===== Document extract
There was enough convergence between the JP Movement and the Hindu nationalist organisations for Narayan to remark in 1975 that the “Bihar movement and RSS’s work are fundamentally the same.” Broadly, their worldviews converged: both Narayan and the Sangh championed decentralisation; rejected the socialism and secularism that they saw as the Congress’ ideological imports from the West; claimed they aspired to M.K. Gandhi’s vision of an indigenous utopia, including its eulogy to cottage industry and village life.
Certainly, Narayan let on that he was not particularly hung up on the Sangh Parivar. In his overtures to the CPI (M), for instance, he said to Jyoti Basu in 1974, “if you join” the movement “these fellows [i.e. the RSS] will run away”; Narayan suggested that he had taken them on board only for pragmatic reasons, for “our party is not there [sic], nothing is there, and they have an organisation.” It is likely that these were but superficial extenuations that Narayan cared little about so long as they served his purposes: Basu was convinced and the CPI(M) organised major JP rallies in Calcutta where it was not possible to rely simply on the RSS’ meagre Bengali cadres. But the CPI(M) was not fooled by this game for long: in November 1974, concluding that the Sangh was at the centre of the movement, it decided that the party best sit the rest of it out.
==========
# Written task A:
Answer these questions using the passage above on the JP Movement and the RSS:
(i) In what year did Narayan remark that the Bihar movement and the RSS's work are fundamentally the same?
(ii) To whom did Narayan say in 1974 that "these fellows" would run away?
(iii) In what month and year did the CPI(M) decide to sit out the rest of the movement?
# Written task B:
Reproduce part of the JP Movement passage word for word. Begin at the words "There was enough" and stop after "and village life.".
# Written task C:
Proceed with the passage on the JP Movement and the Sangh, picking up after its final sentence.
===== Entries shown
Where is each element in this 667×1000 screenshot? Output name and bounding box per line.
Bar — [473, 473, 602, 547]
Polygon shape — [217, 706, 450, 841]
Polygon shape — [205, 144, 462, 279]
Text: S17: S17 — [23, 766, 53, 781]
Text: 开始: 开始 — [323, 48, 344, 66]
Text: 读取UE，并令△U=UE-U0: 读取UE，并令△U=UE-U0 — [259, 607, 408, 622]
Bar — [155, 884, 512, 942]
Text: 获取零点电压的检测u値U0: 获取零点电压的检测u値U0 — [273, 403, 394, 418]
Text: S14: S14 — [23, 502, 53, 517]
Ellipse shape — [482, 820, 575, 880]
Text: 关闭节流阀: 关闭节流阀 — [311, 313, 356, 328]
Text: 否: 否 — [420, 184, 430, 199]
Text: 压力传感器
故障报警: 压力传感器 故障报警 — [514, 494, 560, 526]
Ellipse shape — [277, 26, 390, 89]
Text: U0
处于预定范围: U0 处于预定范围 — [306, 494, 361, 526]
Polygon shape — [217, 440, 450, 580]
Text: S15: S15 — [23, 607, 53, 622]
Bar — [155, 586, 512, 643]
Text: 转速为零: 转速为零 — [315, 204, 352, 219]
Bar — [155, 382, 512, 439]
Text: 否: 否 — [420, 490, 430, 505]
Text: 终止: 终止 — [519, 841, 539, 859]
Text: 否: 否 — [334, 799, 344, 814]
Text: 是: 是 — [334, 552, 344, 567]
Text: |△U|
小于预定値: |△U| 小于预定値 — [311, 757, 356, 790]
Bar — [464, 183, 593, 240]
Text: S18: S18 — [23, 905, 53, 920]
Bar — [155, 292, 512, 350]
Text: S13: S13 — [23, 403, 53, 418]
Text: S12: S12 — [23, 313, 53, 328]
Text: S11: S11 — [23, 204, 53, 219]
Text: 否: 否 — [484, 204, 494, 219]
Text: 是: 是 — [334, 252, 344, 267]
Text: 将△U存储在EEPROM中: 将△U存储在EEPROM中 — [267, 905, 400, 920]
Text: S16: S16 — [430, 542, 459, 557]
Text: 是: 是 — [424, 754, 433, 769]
==========
===== Entries shown
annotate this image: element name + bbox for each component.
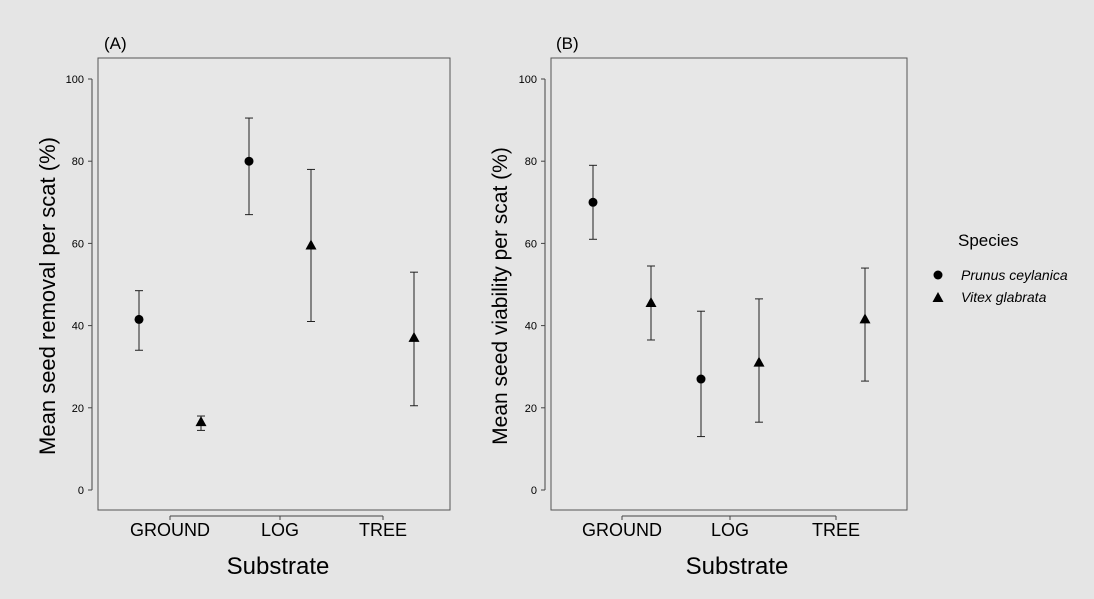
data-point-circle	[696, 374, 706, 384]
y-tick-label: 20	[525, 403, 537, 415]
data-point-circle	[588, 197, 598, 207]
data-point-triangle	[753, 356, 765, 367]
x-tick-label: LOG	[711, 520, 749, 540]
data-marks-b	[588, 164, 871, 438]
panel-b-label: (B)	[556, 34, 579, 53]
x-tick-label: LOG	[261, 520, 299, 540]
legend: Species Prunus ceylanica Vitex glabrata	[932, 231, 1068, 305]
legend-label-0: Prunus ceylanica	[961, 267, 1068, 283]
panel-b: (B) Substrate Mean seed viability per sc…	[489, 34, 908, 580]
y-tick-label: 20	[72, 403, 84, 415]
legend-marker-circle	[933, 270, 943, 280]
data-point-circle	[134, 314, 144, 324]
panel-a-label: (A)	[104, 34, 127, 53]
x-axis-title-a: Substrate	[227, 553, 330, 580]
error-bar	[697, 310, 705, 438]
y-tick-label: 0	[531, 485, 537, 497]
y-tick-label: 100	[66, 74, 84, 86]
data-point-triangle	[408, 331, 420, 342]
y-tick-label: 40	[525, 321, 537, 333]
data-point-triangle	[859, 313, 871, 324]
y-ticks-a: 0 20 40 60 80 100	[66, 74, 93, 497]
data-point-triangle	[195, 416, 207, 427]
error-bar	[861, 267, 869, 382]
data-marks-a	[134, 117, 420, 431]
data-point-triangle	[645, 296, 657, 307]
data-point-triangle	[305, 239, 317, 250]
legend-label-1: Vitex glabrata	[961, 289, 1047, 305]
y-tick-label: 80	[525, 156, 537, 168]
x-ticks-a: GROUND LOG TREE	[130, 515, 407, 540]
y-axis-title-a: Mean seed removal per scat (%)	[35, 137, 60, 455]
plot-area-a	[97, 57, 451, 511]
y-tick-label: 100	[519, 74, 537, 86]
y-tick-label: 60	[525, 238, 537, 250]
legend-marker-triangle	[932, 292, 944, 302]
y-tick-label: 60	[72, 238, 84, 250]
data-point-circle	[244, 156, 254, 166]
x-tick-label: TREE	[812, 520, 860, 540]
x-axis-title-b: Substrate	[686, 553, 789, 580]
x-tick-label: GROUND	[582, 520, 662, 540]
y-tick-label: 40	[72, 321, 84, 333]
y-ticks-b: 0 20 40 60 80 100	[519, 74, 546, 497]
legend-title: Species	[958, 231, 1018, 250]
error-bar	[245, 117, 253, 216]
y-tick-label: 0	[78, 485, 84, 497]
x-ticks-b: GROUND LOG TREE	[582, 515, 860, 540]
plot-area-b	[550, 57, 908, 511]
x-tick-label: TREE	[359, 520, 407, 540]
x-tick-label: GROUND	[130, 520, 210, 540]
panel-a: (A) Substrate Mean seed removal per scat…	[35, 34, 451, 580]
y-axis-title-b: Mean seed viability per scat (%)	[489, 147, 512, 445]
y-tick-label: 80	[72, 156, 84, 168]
==========
# Expected answer A:
(i) 1975
(ii) Jyoti Basu
(iii) November 1974

# Expected answer B:
There was enough convergence between the JP Movement and the Hindu nationalist organisations for Narayan to remark in 1975 that the “Bihar movement and RSS’s work are fundamentally the same.” Broadly, their worldviews converged: both Narayan and the Sangh championed decentralisation; rejected the socialism and secularism that they saw as the Congress’ ideological imports from the West; claimed they aspired to M.K. Gandhi’s vision of an indigenous utopia, including its eulogy to cottage industry and village life.

# Expected answer C:
The Left could be jettisoned with no love lost, but the relationship between the JP Movement and the Hindu nationalists was another matter. Here, the connection was more organic. Narayan’s personal rapport with RSS leaders helped: in 1967 they had laboured shoulder to shoulder, conducting relief work for the victims of the Bihar drought while the state looked the other way. It was whilst working on such endeavours that Narayan struck up a friendship with Nanaji Deshmukh, a Jana Sangh leader from Uttar Pradesh who too had dabbled in Bhoodan during the mid-1950s. Their comradeship would serve as the isthmus connecting the larger organisations behind them.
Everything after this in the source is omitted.